## PROMPT
Copy out all of the data exactly as it appears.

Entries from a dataset

----

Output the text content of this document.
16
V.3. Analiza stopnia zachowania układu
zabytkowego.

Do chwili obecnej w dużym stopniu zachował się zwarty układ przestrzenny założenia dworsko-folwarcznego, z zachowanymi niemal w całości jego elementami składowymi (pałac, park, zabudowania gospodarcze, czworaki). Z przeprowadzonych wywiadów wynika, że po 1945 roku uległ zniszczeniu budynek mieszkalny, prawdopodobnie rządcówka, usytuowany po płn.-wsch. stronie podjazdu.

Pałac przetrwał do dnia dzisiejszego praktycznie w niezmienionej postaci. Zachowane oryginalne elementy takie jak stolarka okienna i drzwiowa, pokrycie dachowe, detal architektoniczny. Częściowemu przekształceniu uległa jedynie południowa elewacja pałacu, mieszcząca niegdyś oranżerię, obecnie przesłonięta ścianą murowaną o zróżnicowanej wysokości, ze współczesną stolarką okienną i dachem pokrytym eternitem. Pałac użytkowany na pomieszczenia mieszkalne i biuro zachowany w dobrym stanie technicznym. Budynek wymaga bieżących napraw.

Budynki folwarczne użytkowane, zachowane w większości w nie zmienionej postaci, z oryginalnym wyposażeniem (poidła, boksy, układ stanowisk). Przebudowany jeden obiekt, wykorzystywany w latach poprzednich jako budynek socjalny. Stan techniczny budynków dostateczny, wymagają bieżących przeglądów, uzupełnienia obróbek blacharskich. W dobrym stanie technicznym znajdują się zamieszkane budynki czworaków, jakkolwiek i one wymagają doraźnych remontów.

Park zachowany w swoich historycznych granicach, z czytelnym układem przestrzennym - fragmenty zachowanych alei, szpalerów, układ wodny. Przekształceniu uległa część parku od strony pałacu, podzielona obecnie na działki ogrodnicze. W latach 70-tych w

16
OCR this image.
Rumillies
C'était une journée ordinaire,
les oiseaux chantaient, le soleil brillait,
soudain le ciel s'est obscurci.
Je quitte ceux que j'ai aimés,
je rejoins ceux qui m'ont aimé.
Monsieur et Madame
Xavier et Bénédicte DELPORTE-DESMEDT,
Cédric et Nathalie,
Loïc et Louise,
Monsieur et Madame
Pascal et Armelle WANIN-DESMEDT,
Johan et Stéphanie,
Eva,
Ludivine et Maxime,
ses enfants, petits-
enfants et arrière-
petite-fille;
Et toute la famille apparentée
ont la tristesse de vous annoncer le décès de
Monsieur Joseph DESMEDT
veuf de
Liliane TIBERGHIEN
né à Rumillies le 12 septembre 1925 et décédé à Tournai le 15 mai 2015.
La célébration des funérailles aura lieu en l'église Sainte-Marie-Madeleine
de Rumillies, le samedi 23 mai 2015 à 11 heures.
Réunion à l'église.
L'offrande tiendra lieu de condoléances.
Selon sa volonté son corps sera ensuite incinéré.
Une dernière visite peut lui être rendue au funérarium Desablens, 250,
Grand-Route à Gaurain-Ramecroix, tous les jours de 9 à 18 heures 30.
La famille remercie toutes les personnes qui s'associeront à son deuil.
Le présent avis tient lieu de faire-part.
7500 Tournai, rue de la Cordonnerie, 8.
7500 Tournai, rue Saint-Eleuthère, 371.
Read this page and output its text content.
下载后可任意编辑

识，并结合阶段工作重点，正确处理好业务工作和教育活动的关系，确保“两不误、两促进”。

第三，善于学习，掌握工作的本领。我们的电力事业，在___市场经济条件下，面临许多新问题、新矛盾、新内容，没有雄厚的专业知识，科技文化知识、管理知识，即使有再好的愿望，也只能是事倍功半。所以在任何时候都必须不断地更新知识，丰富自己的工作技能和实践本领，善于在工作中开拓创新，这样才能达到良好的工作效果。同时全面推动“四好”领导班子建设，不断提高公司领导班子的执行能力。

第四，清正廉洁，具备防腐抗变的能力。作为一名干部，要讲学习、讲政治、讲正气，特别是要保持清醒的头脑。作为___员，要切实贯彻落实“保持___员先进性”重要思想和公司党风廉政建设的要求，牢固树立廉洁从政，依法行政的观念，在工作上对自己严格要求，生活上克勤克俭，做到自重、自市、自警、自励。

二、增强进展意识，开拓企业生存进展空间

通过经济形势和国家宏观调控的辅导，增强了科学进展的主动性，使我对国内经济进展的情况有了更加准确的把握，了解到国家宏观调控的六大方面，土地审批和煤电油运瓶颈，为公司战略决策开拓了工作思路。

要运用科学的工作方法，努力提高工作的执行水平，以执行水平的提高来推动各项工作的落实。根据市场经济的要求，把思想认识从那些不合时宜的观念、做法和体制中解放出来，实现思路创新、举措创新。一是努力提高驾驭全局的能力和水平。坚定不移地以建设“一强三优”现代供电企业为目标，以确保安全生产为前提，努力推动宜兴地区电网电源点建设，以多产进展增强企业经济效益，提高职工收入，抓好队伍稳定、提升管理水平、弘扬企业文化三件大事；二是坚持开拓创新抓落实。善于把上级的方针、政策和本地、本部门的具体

----

## ANSWER TO THE PROBLEM
Output the text content of this document.
16
V.3. Analiza stopnia zachowania układu
zabytkowego.

Do chwili obecnej w dużym stopniu zachował się zwarty układ przestrzenny założenia dworsko-folwarcznego, z zachowanymi niemal w całości jego elementami składowymi (pałac, park, zabudowania gospodarcze, czworaki). Z przeprowadzonych wywiadów wynika, że po 1945 roku uległ zniszczeniu budynek mieszkalny, prawdopodobnie rządcówka, usytuowany po płn.-wsch. stronie podjazdu.

Pałac przetrwał do dnia dzisiejszego praktycznie w niezmienionej postaci. Zachowane oryginalne elementy takie jak stolarka okienna i drzwiowa, pokrycie dachowe, detal architektoniczny. Częściowemu przekształceniu uległa jedynie południowa elewacja pałacu, mieszcząca niegdyś oranżerię, obecnie przesłonięta ścianą murowaną o zróżnicowanej wysokości, ze współczesną stolarką okienną i dachem pokrytym eternitem. Pałac użytkowany na pomieszczenia mieszkalne i biuro zachowany w dobrym stanie technicznym. Budynek wymaga bieżących napraw.

Budynki folwarczne użytkowane, zachowane w większości w nie zmienionej postaci, z oryginalnym wyposażeniem (poidła, boksy, układ stanowisk). Przebudowany jeden obiekt, wykorzystywany w latach poprzednich jako budynek socjalny. Stan techniczny budynków dostateczny, wymagają bieżących przeglądów, uzupełnienia obróbek blacharskich. W dobrym stanie technicznym znajdują się zamieszkane budynki czworaków, jakkolwiek i one wymagają doraźnych remontów.

Park zachowany w swoich historycznych granicach, z czytelnym układem przestrzennym - fragmenty zachowanych alei, szpalerów, układ wodny. Przekształceniu uległa część parku od strony pałacu, podzielona obecnie na działki ogrodnicze. W latach 70-tych w

16
OCR this image.
Rumillies
C'était une journée ordinaire,
les oiseaux chantaient, le soleil brillait,
soudain le ciel s'est obscurci.
Je quitte ceux que j'ai aimés,
je rejoins ceux qui m'ont aimé.
Monsieur et Madame
Xavier et Bénédicte DELPORTE-DESMEDT,
Cédric et Nathalie,
Loïc et Louise,
Monsieur et Madame
Pascal et Armelle WANIN-DESMEDT,
Johan et Stéphanie,
Eva,
Ludivine et Maxime,
ses enfants, petits-
enfants et arrière-
petite-fille;
Et toute la famille apparentée
ont la tristesse de vous annoncer le décès de
Monsieur Joseph DESMEDT
veuf de
Liliane TIBERGHIEN
né à Rumillies le 12 septembre 1925 et décédé à Tournai le 15 mai 2015.
La célébration des funérailles aura lieu en l'église Sainte-Marie-Madeleine
de Rumillies, le samedi 23 mai 2015 à 11 heures.
Réunion à l'église.
L'offrande tiendra lieu de condoléances.
Selon sa volonté son corps sera ensuite incinéré.
Une dernière visite peut lui être rendue au funérarium Desablens, 250,
Grand-Route à Gaurain-Ramecroix, tous les jours de 9 à 18 heures 30.
La famille remercie toutes les personnes qui s'associeront à son deuil.
Le présent avis tient lieu de faire-part.
7500 Tournai, rue de la Cordonnerie, 8.
7500 Tournai, rue Saint-Eleuthère, 371.
Read this page and output its text content.
下载后可任意编辑

识，并结合阶段工作重点，正确处理好业务工作和教育活动的关系，确保“两不误、两促进”。

第三，善于学习，掌握工作的本领。我们的电力事业，在___市场经济条件下，面临许多新问题、新矛盾、新内容，没有雄厚的专业知识，科技文化知识、管理知识，即使有再好的愿望，也只能是事倍功半。所以在任何时候都必须不断地更新知识，丰富自己的工作技能和实践本领，善于在工作中开拓创新，这样才能达到良好的工作效果。同时全面推动“四好”领导班子建设，不断提高公司领导班子的执行能力。

第四，清正廉洁，具备防腐抗变的能力。作为一名干部，要讲学习、讲政治、讲正气，特别是要保持清醒的头脑。作为___员，要切实贯彻落实“保持___员先进性”重要思想和公司党风廉政建设的要求，牢固树立廉洁从政，依法行政的观念，在工作上对自己严格要求，生活上克勤克俭，做到自重、自市、自警、自励。

二、增强进展意识，开拓企业生存进展空间

通过经济形势和国家宏观调控的辅导，增强了科学进展的主动性，使我对国内经济进展的情况有了更加准确的把握，了解到国家宏观调控的六大方面，土地审批和煤电油运瓶颈，为公司战略决策开拓了工作思路。

要运用科学的工作方法，努力提高工作的执行水平，以执行水平的提高来推动各项工作的落实。根据市场经济的要求，把思想认识从那些不合时宜的观念、做法和体制中解放出来，实现思路创新、举措创新。一是努力提高驾驭全局的能力和水平。坚定不移地以建设“一强三优”现代供电企业为目标，以确保安全生产为前提，努力推动宜兴地区电网电源点建设，以多产进展增强企业经济效益，提高职工收入，抓好队伍稳定、提升管理水平、弘扬企业文化三件大事；二是坚持开拓创新抓落实。善于把上级的方针、政策和本地、本部门的具体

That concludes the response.